### Task directions
Return each line of the listing below, unchanged, and omit the images.

### Exercise input
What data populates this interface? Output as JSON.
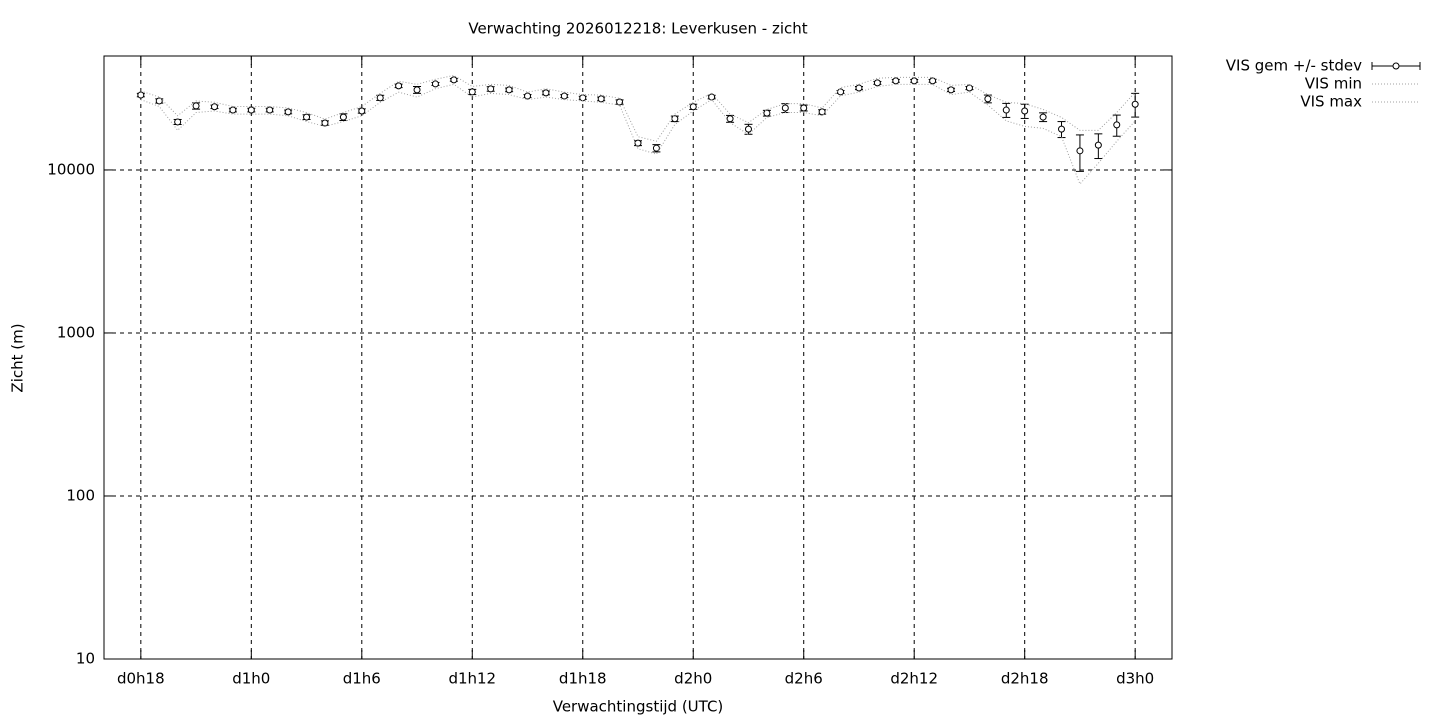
{
  "chart_data": {
    "type": "errorbar",
    "title": "Verwachting 2026012218: Leverkusen - zicht",
    "x_label": "Verwachtingstijd (UTC)",
    "y_label": "Zicht (m)",
    "ylog": true,
    "grid": true,
    "legend_position": "outside right",
    "xlim": [
      16,
      74
    ],
    "ylim": [
      10,
      50000
    ],
    "xticks": [
      {
        "value": 18,
        "label": "d0h18"
      },
      {
        "value": 24,
        "label": "d1h0"
      },
      {
        "value": 30,
        "label": "d1h6"
      },
      {
        "value": 36,
        "label": "d1h12"
      },
      {
        "value": 42,
        "label": "d1h18"
      },
      {
        "value": 48,
        "label": "d2h0"
      },
      {
        "value": 54,
        "label": "d2h6"
      },
      {
        "value": 60,
        "label": "d2h12"
      },
      {
        "value": 66,
        "label": "d2h18"
      },
      {
        "value": 72,
        "label": "d3h0"
      }
    ],
    "yticks": [
      10,
      100,
      1000,
      10000
    ],
    "x": [
      18,
      19,
      20,
      21,
      22,
      23,
      24,
      25,
      26,
      27,
      28,
      29,
      30,
      31,
      32,
      33,
      34,
      35,
      36,
      37,
      38,
      39,
      40,
      41,
      42,
      43,
      44,
      45,
      46,
      47,
      48,
      49,
      50,
      51,
      52,
      53,
      54,
      55,
      56,
      57,
      58,
      59,
      60,
      61,
      62,
      63,
      64,
      65,
      66,
      67,
      68,
      69,
      70,
      71,
      72
    ],
    "series": [
      {
        "name": "VIS gem +/- stdev",
        "color": "#000000",
        "style": "errorbar",
        "values": [
          28800,
          26500,
          19700,
          24700,
          24400,
          23300,
          23300,
          23300,
          22700,
          21100,
          19400,
          21100,
          23000,
          27700,
          32800,
          31000,
          33700,
          35700,
          30100,
          31400,
          31000,
          28400,
          29700,
          28400,
          27700,
          27300,
          26100,
          14600,
          13600,
          20600,
          24400,
          28000,
          20600,
          17800,
          22300,
          24000,
          24000,
          22700,
          30100,
          31800,
          34200,
          35200,
          35200,
          35200,
          31000,
          31800,
          27300,
          23300,
          23000,
          21100,
          17800,
          13100,
          14200,
          18900,
          25300
        ],
        "errors": [
          700,
          800,
          700,
          1100,
          600,
          600,
          600,
          600,
          600,
          700,
          600,
          1000,
          700,
          1000,
          800,
          1500,
          700,
          700,
          1100,
          1000,
          800,
          600,
          800,
          600,
          600,
          700,
          800,
          500,
          700,
          800,
          900,
          700,
          1000,
          1250,
          900,
          1500,
          1000,
          700,
          600,
          700,
          700,
          700,
          700,
          700,
          700,
          700,
          1500,
          2300,
          2300,
          1300,
          2000,
          3300,
          2450,
          2800,
          4200
        ]
      },
      {
        "name": "VIS min",
        "color": "#a0a0a0",
        "style": "dotted",
        "values": [
          27000,
          24500,
          17500,
          22500,
          23000,
          22000,
          22000,
          22000,
          21500,
          19800,
          18500,
          19800,
          21500,
          26000,
          30000,
          28000,
          31500,
          33500,
          28000,
          29500,
          29000,
          27000,
          28000,
          27000,
          26500,
          26000,
          25000,
          13500,
          12500,
          19000,
          23000,
          27000,
          19500,
          16500,
          21000,
          22500,
          22500,
          21500,
          28500,
          30000,
          32500,
          33500,
          33500,
          33500,
          29000,
          30000,
          25000,
          20000,
          18500,
          18000,
          16000,
          8200,
          11000,
          15000,
          20000
        ]
      },
      {
        "name": "VIS max",
        "color": "#a0a0a0",
        "style": "dotted",
        "values": [
          30500,
          28000,
          21500,
          26500,
          26000,
          24500,
          24500,
          24500,
          24000,
          22500,
          20500,
          22500,
          24500,
          29500,
          35000,
          33500,
          36000,
          38000,
          32500,
          33500,
          33000,
          30000,
          31500,
          30000,
          29000,
          28800,
          27500,
          16000,
          15000,
          22000,
          26000,
          29500,
          22000,
          19500,
          23500,
          25500,
          25500,
          24000,
          32000,
          33500,
          36500,
          37000,
          37000,
          37000,
          33000,
          33500,
          29000,
          26000,
          25500,
          23500,
          21000,
          17500,
          17500,
          22500,
          30000
        ]
      }
    ]
  }
}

### Solved exercise
What data populates this interface? Output as JSON.
{
  "chart_data": {
    "type": "errorbar",
    "title": "Verwachting 2026012218: Leverkusen - zicht",
    "x_label": "Verwachtingstijd (UTC)",
    "y_label": "Zicht (m)",
    "ylog": true,
    "grid": true,
    "legend_position": "outside right",
    "xlim": [
      16,
      74
    ],
    "ylim": [
      10,
      50000
    ],
    "xticks": [
      {
        "value": 18,
        "label": "d0h18"
      },
      {
        "value": 24,
        "label": "d1h0"
      },
      {
        "value": 30,
        "label": "d1h6"
      },
      {
        "value": 36,
        "label": "d1h12"
      },
      {
        "value": 42,
        "label": "d1h18"
      },
      {
        "value": 48,
        "label": "d2h0"
      },
      {
        "value": 54,
        "label": "d2h6"
      },
      {
        "value": 60,
        "label": "d2h12"
      },
      {
        "value": 66,
        "label": "d2h18"
      },
      {
        "value": 72,
        "label": "d3h0"
      }
    ],
    "yticks": [
      10,
      100,
      1000,
      10000
    ],
    "x": [
      18,
      19,
      20,
      21,
      22,
      23,
      24,
      25,
      26,
      27,
      28,
      29,
      30,
      31,
      32,
      33,
      34,
      35,
      36,
      37,
      38,
      39,
      40,
      41,
      42,
      43,
      44,
      45,
      46,
      47,
      48,
      49,
      50,
      51,
      52,
      53,
      54,
      55,
      56,
      57,
      58,
      59,
      60,
      61,
      62,
      63,
      64,
      65,
      66,
      67,
      68,
      69,
      70,
      71,
      72
    ],
    "series": [
      {
        "name": "VIS gem +/- stdev",
        "color": "#000000",
        "style": "errorbar",
        "values": [
          28800,
          26500,
          19700,
          24700,
          24400,
          23300,
          23300,
          23300,
          22700,
          21100,
          19400,
          21100,
          23000,
          27700,
          32800,
          31000,
          33700,
          35700,
          30100,
          31400,
          31000,
          28400,
          29700,
          28400,
          27700,
          27300,
          26100,
          14600,
          13600,
          20600,
          24400,
          28000,
          20600,
          17800,
          22300,
          24000,
          24000,
          22700,
          30100,
          31800,
          34200,
          35200,
          35200,
          35200,
          31000,
          31800,
          27300,
          23300,
          23000,
          21100,
          17800,
          13100,
          14200,
          18900,
          25300
        ],
        "errors": [
          700,
          800,
          700,
          1100,
          600,
          600,
          600,
          600,
          600,
          700,
          600,
          1000,
          700,
          1000,
          800,
          1500,
          700,
          700,
          1100,
          1000,
          800,
          600,
          800,
          600,
          600,
          700,
          800,
          500,
          700,
          800,
          900,
          700,
          1000,
          1250,
          900,
          1500,
          1000,
          700,
          600,
          700,
          700,
          700,
          700,
          700,
          700,
          700,
          1500,
          2300,
          2300,
          1300,
          2000,
          3300,
          2450,
          2800,
          4200
        ]
      },
      {
        "name": "VIS min",
        "color": "#a0a0a0",
        "style": "dotted",
        "values": [
          27000,
          24500,
          17500,
          22500,
          23000,
          22000,
          22000,
          22000,
          21500,
          19800,
          18500,
          19800,
          21500,
          26000,
          30000,
          28000,
          31500,
          33500,
          28000,
          29500,
          29000,
          27000,
          28000,
          27000,
          26500,
          26000,
          25000,
          13500,
          12500,
          19000,
          23000,
          27000,
          19500,
          16500,
          21000,
          22500,
          22500,
          21500,
          28500,
          30000,
          32500,
          33500,
          33500,
          33500,
          29000,
          30000,
          25000,
          20000,
          18500,
          18000,
          16000,
          8200,
          11000,
          15000,
          20000
        ]
      },
      {
        "name": "VIS max",
        "color": "#a0a0a0",
        "style": "dotted",
        "values": [
          30500,
          28000,
          21500,
          26500,
          26000,
          24500,
          24500,
          24500,
          24000,
          22500,
          20500,
          22500,
          24500,
          29500,
          35000,
          33500,
          36000,
          38000,
          32500,
          33500,
          33000,
          30000,
          31500,
          30000,
          29000,
          28800,
          27500,
          16000,
          15000,
          22000,
          26000,
          29500,
          22000,
          19500,
          23500,
          25500,
          25500,
          24000,
          32000,
          33500,
          36500,
          37000,
          37000,
          37000,
          33000,
          33500,
          29000,
          26000,
          25500,
          23500,
          21000,
          17500,
          17500,
          22500,
          30000
        ]
      }
    ]
  }
}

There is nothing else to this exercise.